INSTRUCTION: Please give the listing again, word for word, with nothing left out.

[Data items]
## start
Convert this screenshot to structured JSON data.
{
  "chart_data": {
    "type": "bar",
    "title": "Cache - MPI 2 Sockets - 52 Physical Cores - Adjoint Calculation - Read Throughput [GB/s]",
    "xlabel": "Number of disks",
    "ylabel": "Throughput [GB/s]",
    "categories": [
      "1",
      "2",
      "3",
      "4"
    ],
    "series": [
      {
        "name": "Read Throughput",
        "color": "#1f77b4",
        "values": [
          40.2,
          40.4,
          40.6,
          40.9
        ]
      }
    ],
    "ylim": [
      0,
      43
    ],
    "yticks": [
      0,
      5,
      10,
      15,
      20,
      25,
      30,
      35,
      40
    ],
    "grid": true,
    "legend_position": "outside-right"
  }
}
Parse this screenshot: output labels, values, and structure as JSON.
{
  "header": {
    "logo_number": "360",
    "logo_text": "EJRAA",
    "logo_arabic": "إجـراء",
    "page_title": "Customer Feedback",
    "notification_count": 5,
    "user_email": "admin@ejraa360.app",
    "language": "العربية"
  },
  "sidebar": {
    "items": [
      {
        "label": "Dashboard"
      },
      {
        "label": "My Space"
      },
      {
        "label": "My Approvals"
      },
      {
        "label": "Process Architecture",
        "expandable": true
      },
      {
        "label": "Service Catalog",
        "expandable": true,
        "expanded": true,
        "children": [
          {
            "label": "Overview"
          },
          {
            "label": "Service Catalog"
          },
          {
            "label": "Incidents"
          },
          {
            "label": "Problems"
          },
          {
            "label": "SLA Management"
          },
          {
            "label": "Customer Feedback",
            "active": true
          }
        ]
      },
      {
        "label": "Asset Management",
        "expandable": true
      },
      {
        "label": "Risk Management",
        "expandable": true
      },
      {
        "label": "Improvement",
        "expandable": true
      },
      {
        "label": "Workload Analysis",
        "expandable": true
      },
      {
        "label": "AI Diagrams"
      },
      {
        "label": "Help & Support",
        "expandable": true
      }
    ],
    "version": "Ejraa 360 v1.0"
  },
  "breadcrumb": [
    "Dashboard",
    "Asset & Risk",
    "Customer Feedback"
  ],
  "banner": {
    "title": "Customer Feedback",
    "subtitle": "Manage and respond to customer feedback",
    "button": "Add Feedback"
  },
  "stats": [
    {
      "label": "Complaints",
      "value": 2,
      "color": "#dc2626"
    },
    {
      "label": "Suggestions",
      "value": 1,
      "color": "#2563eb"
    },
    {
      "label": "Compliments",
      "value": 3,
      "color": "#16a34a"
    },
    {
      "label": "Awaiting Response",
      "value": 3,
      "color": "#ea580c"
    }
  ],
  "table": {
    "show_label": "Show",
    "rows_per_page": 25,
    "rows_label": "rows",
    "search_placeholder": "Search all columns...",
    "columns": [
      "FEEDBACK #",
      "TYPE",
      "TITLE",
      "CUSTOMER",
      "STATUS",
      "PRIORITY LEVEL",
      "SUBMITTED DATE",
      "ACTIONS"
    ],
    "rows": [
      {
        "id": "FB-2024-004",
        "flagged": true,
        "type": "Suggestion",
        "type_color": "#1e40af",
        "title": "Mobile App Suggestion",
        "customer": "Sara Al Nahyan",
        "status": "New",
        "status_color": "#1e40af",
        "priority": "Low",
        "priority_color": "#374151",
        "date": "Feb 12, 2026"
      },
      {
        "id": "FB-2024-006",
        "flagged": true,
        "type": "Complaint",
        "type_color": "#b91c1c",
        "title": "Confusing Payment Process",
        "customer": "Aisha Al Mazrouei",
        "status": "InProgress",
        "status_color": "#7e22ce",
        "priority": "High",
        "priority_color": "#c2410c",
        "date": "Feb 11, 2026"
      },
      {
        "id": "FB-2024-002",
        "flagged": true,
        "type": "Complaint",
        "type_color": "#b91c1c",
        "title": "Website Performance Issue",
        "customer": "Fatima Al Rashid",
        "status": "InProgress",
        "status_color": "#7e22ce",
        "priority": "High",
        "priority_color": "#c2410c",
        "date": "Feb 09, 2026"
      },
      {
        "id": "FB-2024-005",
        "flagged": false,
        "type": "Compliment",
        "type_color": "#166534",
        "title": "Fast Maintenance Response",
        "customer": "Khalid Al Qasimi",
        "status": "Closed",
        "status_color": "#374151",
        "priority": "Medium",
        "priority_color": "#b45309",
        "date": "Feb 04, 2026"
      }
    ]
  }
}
## end
RESULT BELOW:
Convert this screenshot to structured JSON data.
{
  "chart_data": {
    "type": "bar",
    "title": "Cache - MPI 2 Sockets - 52 Physical Cores - Adjoint Calculation - Read Throughput [GB/s]",
    "xlabel": "Number of disks",
    "ylabel": "Throughput [GB/s]",
    "categories": [
      "1",
      "2",
      "3",
      "4"
    ],
    "series": [
      {
        "name": "Read Throughput",
        "color": "#1f77b4",
        "values": [
          40.2,
          40.4,
          40.6,
          40.9
        ]
      }
    ],
    "ylim": [
      0,
      43
    ],
    "yticks": [
      0,
      5,
      10,
      15,
      20,
      25,
      30,
      35,
      40
    ],
    "grid": true,
    "legend_position": "outside-right"
  }
}
Parse this screenshot: output labels, values, and structure as JSON.
{
  "header": {
    "logo_number": "360",
    "logo_text": "EJRAA",
    "logo_arabic": "إجـراء",
    "page_title": "Customer Feedback",
    "notification_count": 5,
    "user_email": "admin@ejraa360.app",
    "language": "العربية"
  },
  "sidebar": {
    "items": [
      {
        "label": "Dashboard"
      },
      {
        "label": "My Space"
      },
      {
        "label": "My Approvals"
      },
      {
        "label": "Process Architecture",
        "expandable": true
      },
      {
        "label": "Service Catalog",
        "expandable": true,
        "expanded": true,
        "children": [
          {
            "label": "Overview"
          },
          {
            "label": "Service Catalog"
          },
          {
            "label": "Incidents"
          },
          {
            "label": "Problems"
          },
          {
            "label": "SLA Management"
          },
          {
            "label": "Customer Feedback",
            "active": true
          }
        ]
      },
      {
        "label": "Asset Management",
        "expandable": true
      },
      {
        "label": "Risk Management",
        "expandable": true
      },
      {
        "label": "Improvement",
        "expandable": true
      },
      {
        "label": "Workload Analysis",
        "expandable": true
      },
      {
        "label": "AI Diagrams"
      },
      {
        "label": "Help & Support",
        "expandable": true
      }
    ],
    "version": "Ejraa 360 v1.0"
  },
  "breadcrumb": [
    "Dashboard",
    "Asset & Risk",
    "Customer Feedback"
  ],
  "banner": {
    "title": "Customer Feedback",
    "subtitle": "Manage and respond to customer feedback",
    "button": "Add Feedback"
  },
  "stats": [
    {
      "label": "Complaints",
      "value": 2,
      "color": "#dc2626"
    },
    {
      "label": "Suggestions",
      "value": 1,
      "color": "#2563eb"
    },
    {
      "label": "Compliments",
      "value": 3,
      "color": "#16a34a"
    },
    {
      "label": "Awaiting Response",
      "value": 3,
      "color": "#ea580c"
    }
  ],
  "table": {
    "show_label": "Show",
    "rows_per_page": 25,
    "rows_label": "rows",
    "search_placeholder": "Search all columns...",
    "columns": [
      "FEEDBACK #",
      "TYPE",
      "TITLE",
      "CUSTOMER",
      "STATUS",
      "PRIORITY LEVEL",
      "SUBMITTED DATE",
      "ACTIONS"
    ],
    "rows": [
      {
        "id": "FB-2024-004",
        "flagged": true,
        "type": "Suggestion",
        "type_color": "#1e40af",
        "title": "Mobile App Suggestion",
        "customer": "Sara Al Nahyan",
        "status": "New",
        "status_color": "#1e40af",
        "priority": "Low",
        "priority_color": "#374151",
        "date": "Feb 12, 2026"
      },
      {
        "id": "FB-2024-006",
        "flagged": true,
        "type": "Complaint",
        "type_color": "#b91c1c",
        "title": "Confusing Payment Process",
        "customer": "Aisha Al Mazrouei",
        "status": "InProgress",
        "status_color": "#7e22ce",
        "priority": "High",
        "priority_color": "#c2410c",
        "date": "Feb 11, 2026"
      },
      {
        "id": "FB-2024-002",
        "flagged": true,
        "type": "Complaint",
        "type_color": "#b91c1c",
        "title": "Website Performance Issue",
        "customer": "Fatima Al Rashid",
        "status": "InProgress",
        "status_color": "#7e22ce",
        "priority": "High",
        "priority_color": "#c2410c",
        "date": "Feb 09, 2026"
      },
      {
        "id": "FB-2024-005",
        "flagged": false,
        "type": "Compliment",
        "type_color": "#166534",
        "title": "Fast Maintenance Response",
        "customer": "Khalid Al Qasimi",
        "status": "Closed",
        "status_color": "#374151",
        "priority": "Medium",
        "priority_color": "#b45309",
        "date": "Feb 04, 2026"
      }
    ]
  }
}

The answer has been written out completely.